>> start TASK DATA

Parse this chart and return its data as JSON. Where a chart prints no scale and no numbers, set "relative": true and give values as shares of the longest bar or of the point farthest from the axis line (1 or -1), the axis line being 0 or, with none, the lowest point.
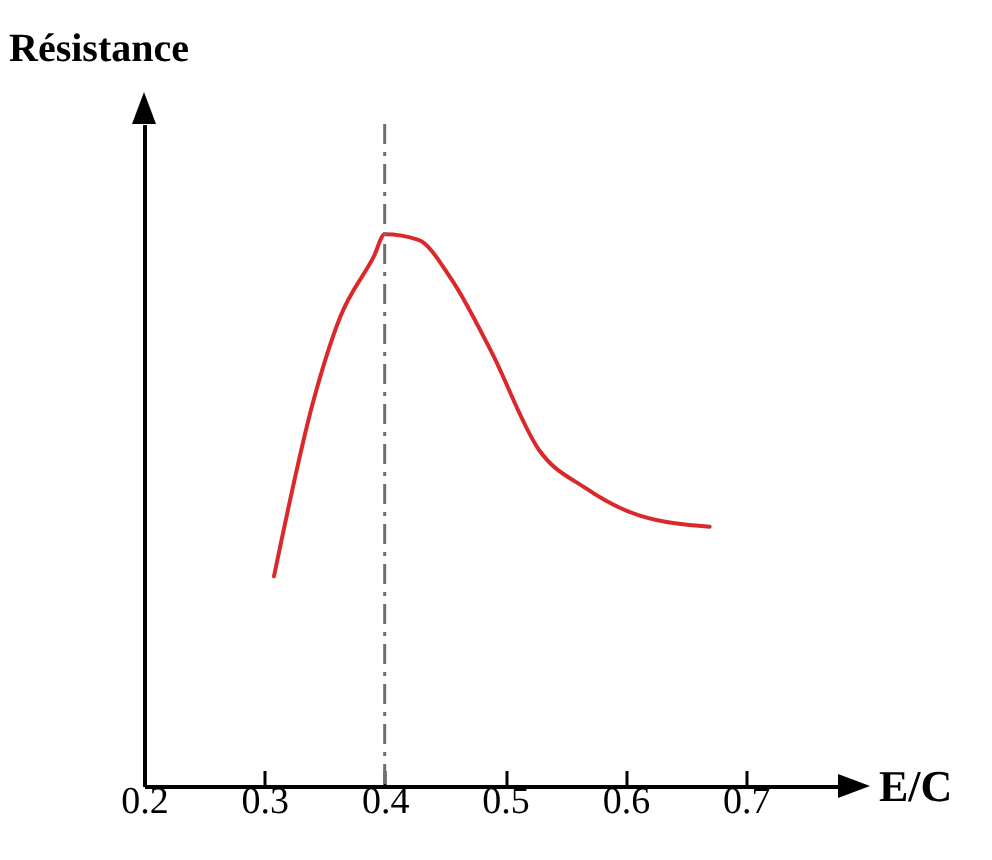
{
  "chart_data": {
    "type": "line",
    "relative": true,
    "xlabel": "E/C",
    "ylabel": "Résistance",
    "xlim": [
      0.2,
      0.78
    ],
    "xticks": [
      0.2,
      0.3,
      0.4,
      0.5,
      0.6,
      0.7
    ],
    "grid": false,
    "legend": false,
    "marker": "none",
    "line_style": "solid",
    "series": [
      {
        "color": "#d9292b",
        "x": [
          0.308,
          0.341,
          0.363,
          0.391,
          0.4,
          0.428,
          0.455,
          0.488,
          0.528,
          0.567,
          0.612,
          0.67
        ],
        "values": [
          0.38,
          0.7,
          0.85,
          0.96,
          1.0,
          0.99,
          0.92,
          0.79,
          0.61,
          0.54,
          0.49,
          0.47
        ]
      }
    ],
    "ref_lines": [
      {
        "axis": "x",
        "value": 0.4,
        "color": "#707070",
        "line_style": "dashed"
      }
    ]
  }
}
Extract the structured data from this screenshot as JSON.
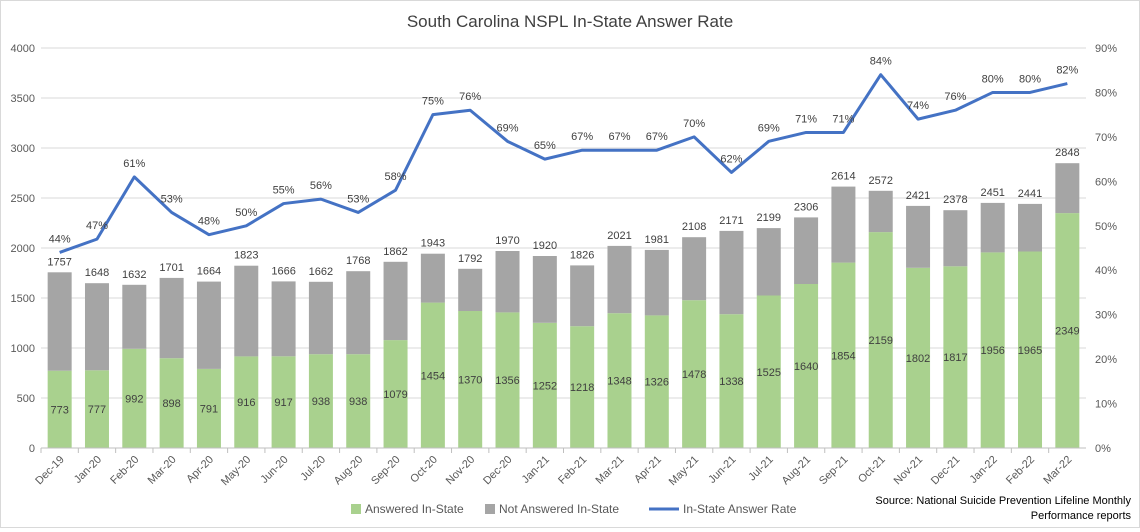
{
  "chart_data": {
    "type": "bar+line",
    "title": "South Carolina NSPL In-State Answer Rate",
    "categories": [
      "Dec-19",
      "Jan-20",
      "Feb-20",
      "Mar-20",
      "Apr-20",
      "May-20",
      "Jun-20",
      "Jul-20",
      "Aug-20",
      "Sep-20",
      "Oct-20",
      "Nov-20",
      "Dec-20",
      "Jan-21",
      "Feb-21",
      "Mar-21",
      "Apr-21",
      "May-21",
      "Jun-21",
      "Jul-21",
      "Aug-21",
      "Sep-21",
      "Oct-21",
      "Nov-21",
      "Dec-21",
      "Jan-22",
      "Feb-22",
      "Mar-22"
    ],
    "series": [
      {
        "name": "Answered In-State",
        "type": "stacked-bar",
        "color": "#a9d18e",
        "values": [
          773,
          777,
          992,
          898,
          791,
          916,
          917,
          938,
          938,
          1079,
          1454,
          1370,
          1356,
          1252,
          1218,
          1348,
          1326,
          1478,
          1338,
          1525,
          1640,
          1854,
          2159,
          1802,
          1817,
          1956,
          1965,
          2349
        ]
      },
      {
        "name": "Not Answered In-State",
        "type": "stacked-bar",
        "color": "#a5a5a5",
        "values": [
          984,
          871,
          640,
          803,
          873,
          907,
          749,
          724,
          830,
          783,
          489,
          422,
          614,
          668,
          608,
          673,
          655,
          630,
          833,
          674,
          666,
          760,
          413,
          619,
          561,
          495,
          476,
          499
        ]
      },
      {
        "name": "In-State Answer Rate",
        "type": "line",
        "axis": "right",
        "color": "#4472c4",
        "values": [
          44,
          47,
          61,
          53,
          48,
          50,
          55,
          56,
          53,
          58,
          75,
          76,
          69,
          65,
          67,
          67,
          67,
          70,
          62,
          69,
          71,
          71,
          84,
          74,
          76,
          80,
          80,
          82
        ]
      }
    ],
    "totals": [
      1757,
      1648,
      1632,
      1701,
      1664,
      1823,
      1666,
      1662,
      1768,
      1862,
      1943,
      1792,
      1970,
      1920,
      1826,
      2021,
      1981,
      2108,
      2171,
      2199,
      2306,
      2614,
      2572,
      2421,
      2378,
      2451,
      2441,
      2848
    ],
    "ylim": [
      0,
      4000
    ],
    "yticks": [
      0,
      500,
      1000,
      1500,
      2000,
      2500,
      3000,
      3500,
      4000
    ],
    "y2lim": [
      0,
      90
    ],
    "y2ticks": [
      "0%",
      "10%",
      "20%",
      "30%",
      "40%",
      "50%",
      "60%",
      "70%",
      "80%",
      "90%"
    ],
    "grid": true,
    "legend": "bottom",
    "source": [
      "Source: National Suicide Prevention Lifeline Monthly",
      "Performance reports"
    ]
  }
}
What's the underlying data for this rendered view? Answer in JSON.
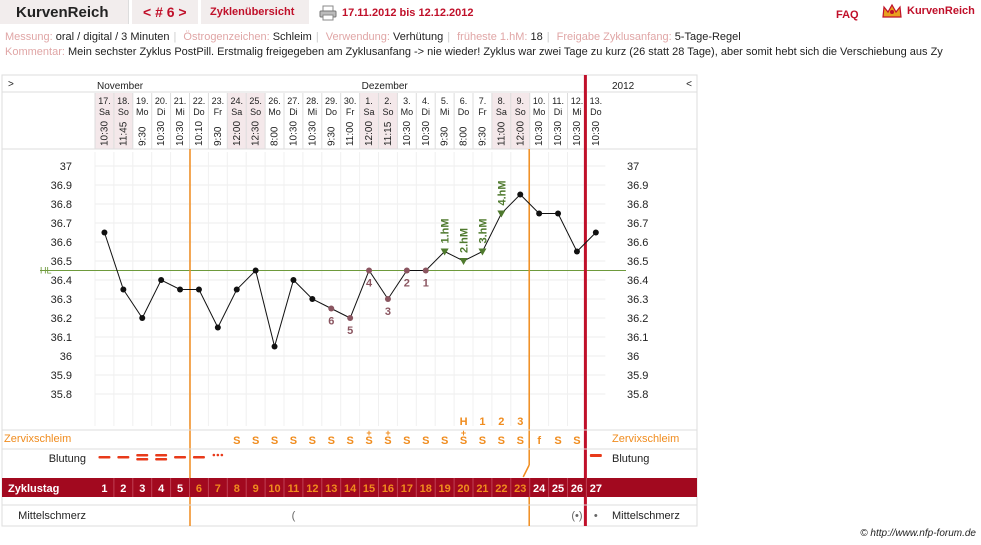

>> end TASK DATA

INSTRUCTIONS TO FOLLOW
Identify the lines of the data that contain the word "color". Copy each of them.

EXERCISE RESULT
        "color": "#d9292b",
        "color": "#707070",
        "color": "#a9d18e",
        "color": "#a5a5a5",
        "color": "#4472c4",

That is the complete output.